(Figure dataset records)

+--

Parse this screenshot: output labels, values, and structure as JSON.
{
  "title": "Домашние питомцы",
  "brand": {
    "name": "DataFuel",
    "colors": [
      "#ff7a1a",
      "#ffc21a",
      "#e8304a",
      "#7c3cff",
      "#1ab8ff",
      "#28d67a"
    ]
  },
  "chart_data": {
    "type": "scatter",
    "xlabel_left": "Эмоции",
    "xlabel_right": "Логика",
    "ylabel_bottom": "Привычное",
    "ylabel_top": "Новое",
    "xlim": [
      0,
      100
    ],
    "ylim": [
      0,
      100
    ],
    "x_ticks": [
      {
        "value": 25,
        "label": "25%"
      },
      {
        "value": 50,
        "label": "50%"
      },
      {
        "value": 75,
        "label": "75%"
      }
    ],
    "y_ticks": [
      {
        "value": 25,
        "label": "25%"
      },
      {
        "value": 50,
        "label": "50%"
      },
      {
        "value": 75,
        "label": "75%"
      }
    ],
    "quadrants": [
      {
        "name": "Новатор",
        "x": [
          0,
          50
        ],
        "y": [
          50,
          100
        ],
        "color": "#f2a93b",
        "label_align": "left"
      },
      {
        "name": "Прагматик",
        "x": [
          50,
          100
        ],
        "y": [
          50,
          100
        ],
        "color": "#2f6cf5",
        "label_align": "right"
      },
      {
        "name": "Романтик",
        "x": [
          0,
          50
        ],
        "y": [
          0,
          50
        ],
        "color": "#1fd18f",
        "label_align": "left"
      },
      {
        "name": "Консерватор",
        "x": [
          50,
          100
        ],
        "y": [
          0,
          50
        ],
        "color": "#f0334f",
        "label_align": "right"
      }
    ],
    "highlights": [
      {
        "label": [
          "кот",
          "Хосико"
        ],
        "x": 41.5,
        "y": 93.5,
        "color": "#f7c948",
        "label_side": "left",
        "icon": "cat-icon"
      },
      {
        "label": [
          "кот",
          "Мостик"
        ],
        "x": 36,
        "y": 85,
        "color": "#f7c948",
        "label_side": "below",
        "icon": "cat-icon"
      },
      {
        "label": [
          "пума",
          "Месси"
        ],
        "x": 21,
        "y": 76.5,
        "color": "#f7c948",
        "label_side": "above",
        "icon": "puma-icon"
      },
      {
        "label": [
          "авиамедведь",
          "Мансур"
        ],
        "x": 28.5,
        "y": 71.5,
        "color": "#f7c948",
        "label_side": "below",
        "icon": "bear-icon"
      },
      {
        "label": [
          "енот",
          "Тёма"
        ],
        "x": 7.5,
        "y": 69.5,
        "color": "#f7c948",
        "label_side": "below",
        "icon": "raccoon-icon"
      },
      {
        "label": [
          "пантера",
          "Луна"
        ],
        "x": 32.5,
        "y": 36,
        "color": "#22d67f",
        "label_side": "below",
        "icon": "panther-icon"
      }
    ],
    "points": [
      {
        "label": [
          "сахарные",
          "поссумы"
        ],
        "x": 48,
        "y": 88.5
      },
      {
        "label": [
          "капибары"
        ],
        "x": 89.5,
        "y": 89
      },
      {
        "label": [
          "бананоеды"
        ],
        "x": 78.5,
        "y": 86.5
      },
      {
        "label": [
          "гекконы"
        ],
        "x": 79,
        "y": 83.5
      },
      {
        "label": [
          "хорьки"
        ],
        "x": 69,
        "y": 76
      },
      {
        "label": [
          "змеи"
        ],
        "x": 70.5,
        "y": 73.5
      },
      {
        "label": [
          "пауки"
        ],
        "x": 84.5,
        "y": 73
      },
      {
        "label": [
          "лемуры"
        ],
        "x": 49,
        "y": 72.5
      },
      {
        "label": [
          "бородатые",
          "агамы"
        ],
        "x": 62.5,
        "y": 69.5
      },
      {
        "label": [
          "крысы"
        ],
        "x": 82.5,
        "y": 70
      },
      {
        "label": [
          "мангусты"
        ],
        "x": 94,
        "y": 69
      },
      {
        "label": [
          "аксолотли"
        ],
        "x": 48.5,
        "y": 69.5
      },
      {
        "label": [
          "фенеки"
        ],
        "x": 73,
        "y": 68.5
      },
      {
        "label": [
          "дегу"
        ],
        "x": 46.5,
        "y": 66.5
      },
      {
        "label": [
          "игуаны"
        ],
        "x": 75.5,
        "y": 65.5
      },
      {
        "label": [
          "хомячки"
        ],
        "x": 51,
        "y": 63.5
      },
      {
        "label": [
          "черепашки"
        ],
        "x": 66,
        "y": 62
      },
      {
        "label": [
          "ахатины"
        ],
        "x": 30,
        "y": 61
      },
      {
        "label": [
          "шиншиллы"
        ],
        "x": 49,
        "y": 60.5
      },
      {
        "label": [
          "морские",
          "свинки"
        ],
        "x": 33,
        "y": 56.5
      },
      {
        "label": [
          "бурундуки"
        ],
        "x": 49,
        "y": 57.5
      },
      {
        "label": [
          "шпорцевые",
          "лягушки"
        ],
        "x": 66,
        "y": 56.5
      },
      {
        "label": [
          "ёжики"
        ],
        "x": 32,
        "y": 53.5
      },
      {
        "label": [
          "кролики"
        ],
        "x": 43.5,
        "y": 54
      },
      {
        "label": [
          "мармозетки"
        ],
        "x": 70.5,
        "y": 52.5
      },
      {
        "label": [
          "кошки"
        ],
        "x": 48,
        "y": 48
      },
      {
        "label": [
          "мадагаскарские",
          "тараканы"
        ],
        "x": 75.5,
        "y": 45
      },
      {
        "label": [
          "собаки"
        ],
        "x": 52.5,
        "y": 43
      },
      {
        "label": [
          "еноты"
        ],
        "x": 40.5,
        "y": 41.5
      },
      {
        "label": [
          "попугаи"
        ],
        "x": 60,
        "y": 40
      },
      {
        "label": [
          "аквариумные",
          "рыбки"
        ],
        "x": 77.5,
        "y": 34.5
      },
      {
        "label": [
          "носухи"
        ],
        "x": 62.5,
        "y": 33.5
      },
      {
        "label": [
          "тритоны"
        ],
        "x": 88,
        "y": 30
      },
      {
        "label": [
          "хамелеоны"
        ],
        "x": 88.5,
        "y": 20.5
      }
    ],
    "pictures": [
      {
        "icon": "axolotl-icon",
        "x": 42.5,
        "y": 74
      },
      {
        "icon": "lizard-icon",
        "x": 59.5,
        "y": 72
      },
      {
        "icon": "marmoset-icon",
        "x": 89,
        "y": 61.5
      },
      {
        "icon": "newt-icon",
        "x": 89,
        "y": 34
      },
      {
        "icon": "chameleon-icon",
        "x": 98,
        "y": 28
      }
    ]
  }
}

+--

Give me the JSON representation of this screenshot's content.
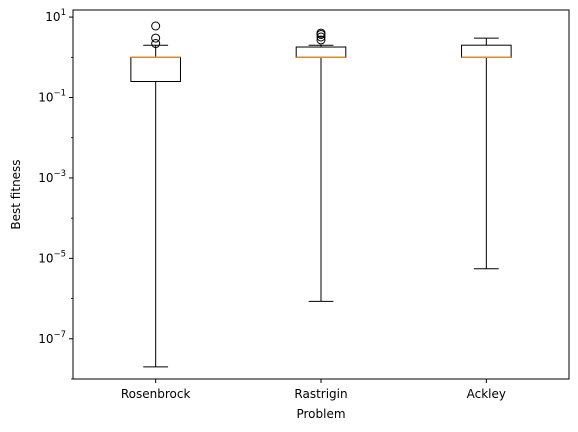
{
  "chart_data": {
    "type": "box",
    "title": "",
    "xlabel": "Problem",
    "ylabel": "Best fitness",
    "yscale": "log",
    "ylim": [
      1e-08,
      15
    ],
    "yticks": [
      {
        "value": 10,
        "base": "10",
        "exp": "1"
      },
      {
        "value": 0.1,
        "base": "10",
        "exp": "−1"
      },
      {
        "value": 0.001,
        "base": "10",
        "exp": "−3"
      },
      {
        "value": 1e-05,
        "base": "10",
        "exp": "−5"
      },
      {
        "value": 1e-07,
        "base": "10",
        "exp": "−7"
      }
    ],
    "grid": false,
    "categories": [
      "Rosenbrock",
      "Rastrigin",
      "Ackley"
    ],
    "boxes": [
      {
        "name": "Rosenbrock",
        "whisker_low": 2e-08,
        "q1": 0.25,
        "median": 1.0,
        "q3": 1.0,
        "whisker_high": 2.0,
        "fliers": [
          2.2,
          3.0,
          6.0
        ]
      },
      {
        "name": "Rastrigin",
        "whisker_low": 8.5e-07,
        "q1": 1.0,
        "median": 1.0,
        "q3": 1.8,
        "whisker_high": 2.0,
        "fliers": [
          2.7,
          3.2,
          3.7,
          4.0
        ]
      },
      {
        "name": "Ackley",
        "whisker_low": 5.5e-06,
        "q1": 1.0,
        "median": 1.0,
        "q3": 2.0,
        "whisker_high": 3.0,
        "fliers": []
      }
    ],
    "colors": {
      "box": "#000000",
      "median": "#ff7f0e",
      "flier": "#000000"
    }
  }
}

+--

Set problem: Pull out each line holding the string "this".

Answer:
Parse this screenshot: output labels, values, and structure as JSON.
Give me the JSON representation of this screenshot's content.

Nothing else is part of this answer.